[Dataset items]
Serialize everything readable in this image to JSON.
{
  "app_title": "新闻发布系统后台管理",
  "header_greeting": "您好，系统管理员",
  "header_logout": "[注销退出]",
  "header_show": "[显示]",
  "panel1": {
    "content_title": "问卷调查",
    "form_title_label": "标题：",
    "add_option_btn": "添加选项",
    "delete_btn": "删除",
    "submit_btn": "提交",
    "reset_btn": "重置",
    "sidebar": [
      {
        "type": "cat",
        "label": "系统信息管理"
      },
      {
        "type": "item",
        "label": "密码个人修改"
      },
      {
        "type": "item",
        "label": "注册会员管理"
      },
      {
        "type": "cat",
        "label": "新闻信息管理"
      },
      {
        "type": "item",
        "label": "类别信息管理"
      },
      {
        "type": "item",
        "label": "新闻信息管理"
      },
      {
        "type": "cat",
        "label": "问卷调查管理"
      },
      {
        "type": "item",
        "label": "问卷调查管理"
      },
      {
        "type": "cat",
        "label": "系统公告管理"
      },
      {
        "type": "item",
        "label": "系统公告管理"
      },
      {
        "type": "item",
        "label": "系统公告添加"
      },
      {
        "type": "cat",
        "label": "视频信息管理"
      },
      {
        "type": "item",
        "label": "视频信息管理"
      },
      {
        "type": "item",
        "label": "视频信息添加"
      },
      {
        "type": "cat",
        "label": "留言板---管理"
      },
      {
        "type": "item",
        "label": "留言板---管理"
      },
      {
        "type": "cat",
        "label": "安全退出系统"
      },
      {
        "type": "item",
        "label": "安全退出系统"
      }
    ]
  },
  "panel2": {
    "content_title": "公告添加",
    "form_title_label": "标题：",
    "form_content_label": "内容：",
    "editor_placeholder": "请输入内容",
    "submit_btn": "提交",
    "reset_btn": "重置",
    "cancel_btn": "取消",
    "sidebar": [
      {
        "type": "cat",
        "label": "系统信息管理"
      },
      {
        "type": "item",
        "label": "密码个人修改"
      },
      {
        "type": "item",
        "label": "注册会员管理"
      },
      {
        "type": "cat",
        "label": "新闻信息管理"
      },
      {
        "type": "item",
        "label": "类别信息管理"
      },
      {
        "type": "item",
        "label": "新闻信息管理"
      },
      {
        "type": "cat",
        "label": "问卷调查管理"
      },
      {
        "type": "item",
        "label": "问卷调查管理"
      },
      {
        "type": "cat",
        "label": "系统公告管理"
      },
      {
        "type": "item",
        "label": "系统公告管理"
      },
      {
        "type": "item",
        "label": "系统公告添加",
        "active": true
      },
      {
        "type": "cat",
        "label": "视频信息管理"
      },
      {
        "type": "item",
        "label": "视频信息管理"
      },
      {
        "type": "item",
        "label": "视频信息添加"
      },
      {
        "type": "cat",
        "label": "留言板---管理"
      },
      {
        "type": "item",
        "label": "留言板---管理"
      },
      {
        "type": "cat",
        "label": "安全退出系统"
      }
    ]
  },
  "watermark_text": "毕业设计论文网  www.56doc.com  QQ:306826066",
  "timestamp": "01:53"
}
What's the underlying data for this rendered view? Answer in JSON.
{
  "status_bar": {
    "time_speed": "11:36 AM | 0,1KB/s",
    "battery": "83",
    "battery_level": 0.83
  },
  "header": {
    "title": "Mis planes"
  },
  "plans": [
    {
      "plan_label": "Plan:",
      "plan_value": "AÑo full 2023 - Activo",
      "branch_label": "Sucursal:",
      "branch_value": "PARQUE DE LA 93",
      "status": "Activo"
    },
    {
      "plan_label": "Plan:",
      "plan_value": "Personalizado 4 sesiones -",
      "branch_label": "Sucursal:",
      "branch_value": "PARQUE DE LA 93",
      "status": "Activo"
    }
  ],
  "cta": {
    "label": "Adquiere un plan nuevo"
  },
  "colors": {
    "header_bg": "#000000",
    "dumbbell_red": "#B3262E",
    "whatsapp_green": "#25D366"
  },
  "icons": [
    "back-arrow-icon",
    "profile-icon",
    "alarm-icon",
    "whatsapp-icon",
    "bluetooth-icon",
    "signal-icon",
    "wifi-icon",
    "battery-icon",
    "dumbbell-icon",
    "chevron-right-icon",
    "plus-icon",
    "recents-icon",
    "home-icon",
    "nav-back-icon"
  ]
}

## WORK REQUIRED
Write the material out exactly, with nothing left out.

## OUTPUT
Serialize everything readable in this image to JSON.
{
  "app_title": "新闻发布系统后台管理",
  "header_greeting": "您好，系统管理员",
  "header_logout": "[注销退出]",
  "header_show": "[显示]",
  "panel1": {
    "content_title": "问卷调查",
    "form_title_label": "标题：",
    "add_option_btn": "添加选项",
    "delete_btn": "删除",
    "submit_btn": "提交",
    "reset_btn": "重置",
    "sidebar": [
      {
        "type": "cat",
        "label": "系统信息管理"
      },
      {
        "type": "item",
        "label": "密码个人修改"
      },
      {
        "type": "item",
        "label": "注册会员管理"
      },
      {
        "type": "cat",
        "label": "新闻信息管理"
      },
      {
        "type": "item",
        "label": "类别信息管理"
      },
      {
        "type": "item",
        "label": "新闻信息管理"
      },
      {
        "type": "cat",
        "label": "问卷调查管理"
      },
      {
        "type": "item",
        "label": "问卷调查管理"
      },
      {
        "type": "cat",
        "label": "系统公告管理"
      },
      {
        "type": "item",
        "label": "系统公告管理"
      },
      {
        "type": "item",
        "label": "系统公告添加"
      },
      {
        "type": "cat",
        "label": "视频信息管理"
      },
      {
        "type": "item",
        "label": "视频信息管理"
      },
      {
        "type": "item",
        "label": "视频信息添加"
      },
      {
        "type": "cat",
        "label": "留言板---管理"
      },
      {
        "type": "item",
        "label": "留言板---管理"
      },
      {
        "type": "cat",
        "label": "安全退出系统"
      },
      {
        "type": "item",
        "label": "安全退出系统"
      }
    ]
  },
  "panel2": {
    "content_title": "公告添加",
    "form_title_label": "标题：",
    "form_content_label": "内容：",
    "editor_placeholder": "请输入内容",
    "submit_btn": "提交",
    "reset_btn": "重置",
    "cancel_btn": "取消",
    "sidebar": [
      {
        "type": "cat",
        "label": "系统信息管理"
      },
      {
        "type": "item",
        "label": "密码个人修改"
      },
      {
        "type": "item",
        "label": "注册会员管理"
      },
      {
        "type": "cat",
        "label": "新闻信息管理"
      },
      {
        "type": "item",
        "label": "类别信息管理"
      },
      {
        "type": "item",
        "label": "新闻信息管理"
      },
      {
        "type": "cat",
        "label": "问卷调查管理"
      },
      {
        "type": "item",
        "label": "问卷调查管理"
      },
      {
        "type": "cat",
        "label": "系统公告管理"
      },
      {
        "type": "item",
        "label": "系统公告管理"
      },
      {
        "type": "item",
        "label": "系统公告添加",
        "active": true
      },
      {
        "type": "cat",
        "label": "视频信息管理"
      },
      {
        "type": "item",
        "label": "视频信息管理"
      },
      {
        "type": "item",
        "label": "视频信息添加"
      },
      {
        "type": "cat",
        "label": "留言板---管理"
      },
      {
        "type": "item",
        "label": "留言板---管理"
      },
      {
        "type": "cat",
        "label": "安全退出系统"
      }
    ]
  },
  "watermark_text": "毕业设计论文网  www.56doc.com  QQ:306826066",
  "timestamp": "01:53"
}
What's the underlying data for this rendered view? Answer in JSON.
{
  "status_bar": {
    "time_speed": "11:36 AM | 0,1KB/s",
    "battery": "83",
    "battery_level": 0.83
  },
  "header": {
    "title": "Mis planes"
  },
  "plans": [
    {
      "plan_label": "Plan:",
      "plan_value": "AÑo full 2023 - Activo",
      "branch_label": "Sucursal:",
      "branch_value": "PARQUE DE LA 93",
      "status": "Activo"
    },
    {
      "plan_label": "Plan:",
      "plan_value": "Personalizado 4 sesiones -",
      "branch_label": "Sucursal:",
      "branch_value": "PARQUE DE LA 93",
      "status": "Activo"
    }
  ],
  "cta": {
    "label": "Adquiere un plan nuevo"
  },
  "colors": {
    "header_bg": "#000000",
    "dumbbell_red": "#B3262E",
    "whatsapp_green": "#25D366"
  },
  "icons": [
    "back-arrow-icon",
    "profile-icon",
    "alarm-icon",
    "whatsapp-icon",
    "bluetooth-icon",
    "signal-icon",
    "wifi-icon",
    "battery-icon",
    "dumbbell-icon",
    "chevron-right-icon",
    "plus-icon",
    "recents-icon",
    "home-icon",
    "nav-back-icon"
  ]
}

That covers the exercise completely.